From the listing below, pull out the lines that hold "United".

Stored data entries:
================================
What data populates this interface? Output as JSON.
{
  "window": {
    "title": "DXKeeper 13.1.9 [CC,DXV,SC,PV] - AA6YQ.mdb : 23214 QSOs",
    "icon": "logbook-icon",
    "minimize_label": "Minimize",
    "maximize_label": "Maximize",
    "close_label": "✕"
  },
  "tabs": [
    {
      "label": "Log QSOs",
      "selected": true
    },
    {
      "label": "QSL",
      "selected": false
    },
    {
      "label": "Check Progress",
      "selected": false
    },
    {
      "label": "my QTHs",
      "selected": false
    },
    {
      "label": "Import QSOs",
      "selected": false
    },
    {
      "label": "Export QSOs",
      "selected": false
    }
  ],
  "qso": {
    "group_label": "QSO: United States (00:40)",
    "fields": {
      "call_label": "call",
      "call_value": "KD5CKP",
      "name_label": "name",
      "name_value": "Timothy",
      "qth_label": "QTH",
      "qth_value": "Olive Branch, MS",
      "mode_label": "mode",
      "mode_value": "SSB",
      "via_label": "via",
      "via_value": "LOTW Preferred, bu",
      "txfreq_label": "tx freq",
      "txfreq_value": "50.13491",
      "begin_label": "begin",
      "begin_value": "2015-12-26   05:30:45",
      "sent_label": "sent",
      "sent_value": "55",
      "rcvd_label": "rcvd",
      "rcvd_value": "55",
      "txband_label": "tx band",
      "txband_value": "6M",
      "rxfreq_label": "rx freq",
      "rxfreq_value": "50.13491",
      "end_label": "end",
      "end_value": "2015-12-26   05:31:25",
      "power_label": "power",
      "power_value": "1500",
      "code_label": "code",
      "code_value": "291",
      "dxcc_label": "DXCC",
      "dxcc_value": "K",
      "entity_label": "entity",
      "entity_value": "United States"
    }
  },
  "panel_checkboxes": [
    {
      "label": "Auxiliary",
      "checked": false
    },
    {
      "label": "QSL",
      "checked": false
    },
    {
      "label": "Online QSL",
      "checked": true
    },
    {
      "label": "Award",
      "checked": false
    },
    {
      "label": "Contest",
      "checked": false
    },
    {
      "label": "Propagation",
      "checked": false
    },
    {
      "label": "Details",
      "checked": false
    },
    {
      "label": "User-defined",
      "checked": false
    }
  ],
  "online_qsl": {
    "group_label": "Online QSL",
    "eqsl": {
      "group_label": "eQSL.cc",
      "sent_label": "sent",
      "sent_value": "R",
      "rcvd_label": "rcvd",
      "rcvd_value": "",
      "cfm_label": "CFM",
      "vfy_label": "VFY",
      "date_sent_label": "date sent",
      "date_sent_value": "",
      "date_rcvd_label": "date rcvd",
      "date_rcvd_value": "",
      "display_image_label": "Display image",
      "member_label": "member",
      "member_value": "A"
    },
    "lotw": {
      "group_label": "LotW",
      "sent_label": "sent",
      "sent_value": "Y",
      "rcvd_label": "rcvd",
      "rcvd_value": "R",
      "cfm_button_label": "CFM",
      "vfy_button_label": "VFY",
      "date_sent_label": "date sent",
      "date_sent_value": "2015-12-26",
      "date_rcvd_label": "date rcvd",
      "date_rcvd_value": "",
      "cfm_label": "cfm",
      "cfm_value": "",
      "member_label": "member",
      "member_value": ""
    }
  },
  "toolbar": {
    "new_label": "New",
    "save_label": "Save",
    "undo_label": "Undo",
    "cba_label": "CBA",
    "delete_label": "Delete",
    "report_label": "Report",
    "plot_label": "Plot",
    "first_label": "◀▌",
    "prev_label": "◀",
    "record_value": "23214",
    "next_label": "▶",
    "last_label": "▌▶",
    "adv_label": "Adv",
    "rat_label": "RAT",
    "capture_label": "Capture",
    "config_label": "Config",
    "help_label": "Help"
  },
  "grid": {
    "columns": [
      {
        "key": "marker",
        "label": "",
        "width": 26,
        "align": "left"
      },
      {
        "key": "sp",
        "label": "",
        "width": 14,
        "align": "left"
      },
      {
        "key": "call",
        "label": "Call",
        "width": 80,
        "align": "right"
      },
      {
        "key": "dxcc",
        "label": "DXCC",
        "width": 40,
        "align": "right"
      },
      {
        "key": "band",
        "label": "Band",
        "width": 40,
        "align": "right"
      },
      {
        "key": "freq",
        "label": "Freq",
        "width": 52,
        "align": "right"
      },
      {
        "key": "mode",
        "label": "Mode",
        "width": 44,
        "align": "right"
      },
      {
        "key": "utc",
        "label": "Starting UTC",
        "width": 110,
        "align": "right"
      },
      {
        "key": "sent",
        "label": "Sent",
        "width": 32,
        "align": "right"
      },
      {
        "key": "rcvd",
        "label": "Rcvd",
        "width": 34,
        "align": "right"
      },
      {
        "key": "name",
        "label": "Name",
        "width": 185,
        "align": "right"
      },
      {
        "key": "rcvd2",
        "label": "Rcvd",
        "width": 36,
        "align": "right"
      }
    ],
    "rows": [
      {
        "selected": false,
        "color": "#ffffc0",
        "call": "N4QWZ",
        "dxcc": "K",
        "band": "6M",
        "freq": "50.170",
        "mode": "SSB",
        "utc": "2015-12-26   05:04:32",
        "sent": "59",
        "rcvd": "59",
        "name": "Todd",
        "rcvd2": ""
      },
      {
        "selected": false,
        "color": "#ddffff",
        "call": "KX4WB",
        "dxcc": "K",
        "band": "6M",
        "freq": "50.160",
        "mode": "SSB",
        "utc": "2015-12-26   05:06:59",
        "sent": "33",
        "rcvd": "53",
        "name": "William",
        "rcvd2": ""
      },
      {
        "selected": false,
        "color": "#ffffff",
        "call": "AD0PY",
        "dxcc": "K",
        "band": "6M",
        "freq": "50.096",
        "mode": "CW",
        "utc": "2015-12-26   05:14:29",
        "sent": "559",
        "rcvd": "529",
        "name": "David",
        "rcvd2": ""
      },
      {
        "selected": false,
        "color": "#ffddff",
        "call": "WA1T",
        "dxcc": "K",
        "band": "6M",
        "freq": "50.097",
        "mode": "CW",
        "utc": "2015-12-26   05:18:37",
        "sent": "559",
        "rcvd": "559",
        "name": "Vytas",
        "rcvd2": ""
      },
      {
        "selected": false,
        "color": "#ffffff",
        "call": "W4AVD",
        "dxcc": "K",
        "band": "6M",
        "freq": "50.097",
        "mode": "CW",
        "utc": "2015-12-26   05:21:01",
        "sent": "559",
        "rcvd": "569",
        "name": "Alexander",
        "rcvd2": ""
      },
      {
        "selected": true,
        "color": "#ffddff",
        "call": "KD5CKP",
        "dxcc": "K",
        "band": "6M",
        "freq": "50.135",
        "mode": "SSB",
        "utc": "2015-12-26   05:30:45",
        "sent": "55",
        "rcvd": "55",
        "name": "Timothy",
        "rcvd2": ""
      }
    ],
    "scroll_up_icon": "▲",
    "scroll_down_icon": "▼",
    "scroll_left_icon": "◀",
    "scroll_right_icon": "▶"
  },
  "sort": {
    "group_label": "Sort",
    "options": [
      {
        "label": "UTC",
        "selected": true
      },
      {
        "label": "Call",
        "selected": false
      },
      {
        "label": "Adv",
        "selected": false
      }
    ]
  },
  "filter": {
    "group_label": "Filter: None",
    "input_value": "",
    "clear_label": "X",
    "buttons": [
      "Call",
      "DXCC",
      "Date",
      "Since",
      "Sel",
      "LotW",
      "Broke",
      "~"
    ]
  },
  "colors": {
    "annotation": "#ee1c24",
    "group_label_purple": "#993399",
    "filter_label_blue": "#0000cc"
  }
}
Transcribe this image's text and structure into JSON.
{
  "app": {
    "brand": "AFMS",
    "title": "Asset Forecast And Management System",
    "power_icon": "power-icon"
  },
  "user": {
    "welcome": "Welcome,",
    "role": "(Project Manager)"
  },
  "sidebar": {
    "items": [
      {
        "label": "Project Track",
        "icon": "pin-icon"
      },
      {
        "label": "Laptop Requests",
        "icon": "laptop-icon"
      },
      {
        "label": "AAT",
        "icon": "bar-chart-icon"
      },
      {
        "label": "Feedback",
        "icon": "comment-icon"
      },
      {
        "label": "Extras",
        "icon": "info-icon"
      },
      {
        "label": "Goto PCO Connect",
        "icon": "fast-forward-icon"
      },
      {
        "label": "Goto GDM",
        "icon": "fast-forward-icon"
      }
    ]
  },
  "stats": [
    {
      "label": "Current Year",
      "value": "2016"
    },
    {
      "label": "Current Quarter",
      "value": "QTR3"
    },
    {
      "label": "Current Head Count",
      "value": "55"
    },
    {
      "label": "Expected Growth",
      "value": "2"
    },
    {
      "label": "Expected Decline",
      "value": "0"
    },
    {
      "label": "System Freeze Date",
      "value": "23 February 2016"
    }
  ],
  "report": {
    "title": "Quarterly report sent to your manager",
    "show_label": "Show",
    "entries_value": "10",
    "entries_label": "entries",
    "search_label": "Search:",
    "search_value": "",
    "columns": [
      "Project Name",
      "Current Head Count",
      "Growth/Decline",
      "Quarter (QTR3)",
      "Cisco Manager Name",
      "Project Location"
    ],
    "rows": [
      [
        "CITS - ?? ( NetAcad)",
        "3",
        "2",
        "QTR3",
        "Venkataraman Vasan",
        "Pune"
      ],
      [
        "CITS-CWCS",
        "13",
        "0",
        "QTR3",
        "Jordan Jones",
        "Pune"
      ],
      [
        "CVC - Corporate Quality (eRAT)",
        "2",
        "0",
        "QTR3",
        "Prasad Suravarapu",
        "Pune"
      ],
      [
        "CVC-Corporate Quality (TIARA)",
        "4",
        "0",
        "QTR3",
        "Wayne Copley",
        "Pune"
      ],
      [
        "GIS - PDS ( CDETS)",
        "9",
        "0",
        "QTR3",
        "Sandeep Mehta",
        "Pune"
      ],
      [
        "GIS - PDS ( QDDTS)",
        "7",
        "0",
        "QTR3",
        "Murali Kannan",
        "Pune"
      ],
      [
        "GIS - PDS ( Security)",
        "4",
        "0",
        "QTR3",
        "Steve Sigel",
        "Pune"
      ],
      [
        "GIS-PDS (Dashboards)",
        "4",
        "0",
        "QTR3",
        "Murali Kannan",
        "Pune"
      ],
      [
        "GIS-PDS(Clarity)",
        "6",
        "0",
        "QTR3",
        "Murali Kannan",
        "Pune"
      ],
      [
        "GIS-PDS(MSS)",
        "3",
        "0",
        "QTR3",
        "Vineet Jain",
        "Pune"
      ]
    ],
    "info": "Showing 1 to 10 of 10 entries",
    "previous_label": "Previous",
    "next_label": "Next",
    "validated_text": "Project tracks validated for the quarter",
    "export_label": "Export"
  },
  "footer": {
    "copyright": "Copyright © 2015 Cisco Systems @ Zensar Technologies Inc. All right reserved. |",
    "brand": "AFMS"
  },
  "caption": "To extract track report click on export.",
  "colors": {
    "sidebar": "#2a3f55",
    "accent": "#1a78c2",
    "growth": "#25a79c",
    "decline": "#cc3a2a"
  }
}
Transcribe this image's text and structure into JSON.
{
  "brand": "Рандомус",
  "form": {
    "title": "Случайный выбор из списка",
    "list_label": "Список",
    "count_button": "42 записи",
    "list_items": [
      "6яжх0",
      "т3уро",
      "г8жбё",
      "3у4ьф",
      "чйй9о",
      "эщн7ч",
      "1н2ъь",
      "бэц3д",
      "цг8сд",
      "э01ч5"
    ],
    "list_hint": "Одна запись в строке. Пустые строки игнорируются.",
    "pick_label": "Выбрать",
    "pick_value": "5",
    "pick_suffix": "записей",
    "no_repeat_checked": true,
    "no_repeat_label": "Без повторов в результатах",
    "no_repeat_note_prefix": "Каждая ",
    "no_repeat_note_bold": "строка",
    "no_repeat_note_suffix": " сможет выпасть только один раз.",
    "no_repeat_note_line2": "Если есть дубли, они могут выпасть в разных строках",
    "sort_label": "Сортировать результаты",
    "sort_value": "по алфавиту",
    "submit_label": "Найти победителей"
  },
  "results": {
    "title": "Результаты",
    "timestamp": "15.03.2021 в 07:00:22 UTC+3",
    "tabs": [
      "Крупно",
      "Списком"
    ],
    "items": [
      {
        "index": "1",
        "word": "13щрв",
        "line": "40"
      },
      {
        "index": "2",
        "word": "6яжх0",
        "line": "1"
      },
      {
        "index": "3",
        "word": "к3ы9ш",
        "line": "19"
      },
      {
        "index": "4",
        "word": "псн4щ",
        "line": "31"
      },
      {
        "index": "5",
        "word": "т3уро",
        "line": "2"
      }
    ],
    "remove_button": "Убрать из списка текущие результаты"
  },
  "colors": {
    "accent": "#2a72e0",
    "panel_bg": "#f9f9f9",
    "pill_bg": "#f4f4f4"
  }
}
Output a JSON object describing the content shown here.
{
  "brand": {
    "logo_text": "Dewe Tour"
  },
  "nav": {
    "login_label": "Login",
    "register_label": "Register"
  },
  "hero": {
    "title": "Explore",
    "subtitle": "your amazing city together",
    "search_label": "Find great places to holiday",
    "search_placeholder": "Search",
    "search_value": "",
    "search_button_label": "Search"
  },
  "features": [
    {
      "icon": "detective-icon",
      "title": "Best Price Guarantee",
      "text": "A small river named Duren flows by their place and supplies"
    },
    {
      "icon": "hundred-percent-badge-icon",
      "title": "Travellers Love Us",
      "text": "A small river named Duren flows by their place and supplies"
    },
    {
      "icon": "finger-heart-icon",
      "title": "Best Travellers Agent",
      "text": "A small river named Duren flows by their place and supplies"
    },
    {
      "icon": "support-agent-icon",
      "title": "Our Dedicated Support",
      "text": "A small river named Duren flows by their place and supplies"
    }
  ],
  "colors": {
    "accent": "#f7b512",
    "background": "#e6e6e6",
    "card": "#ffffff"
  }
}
================================
**RESPONSE:**
    "group_label": "QSO: United States (00:40)",
      "entity_value": "United States"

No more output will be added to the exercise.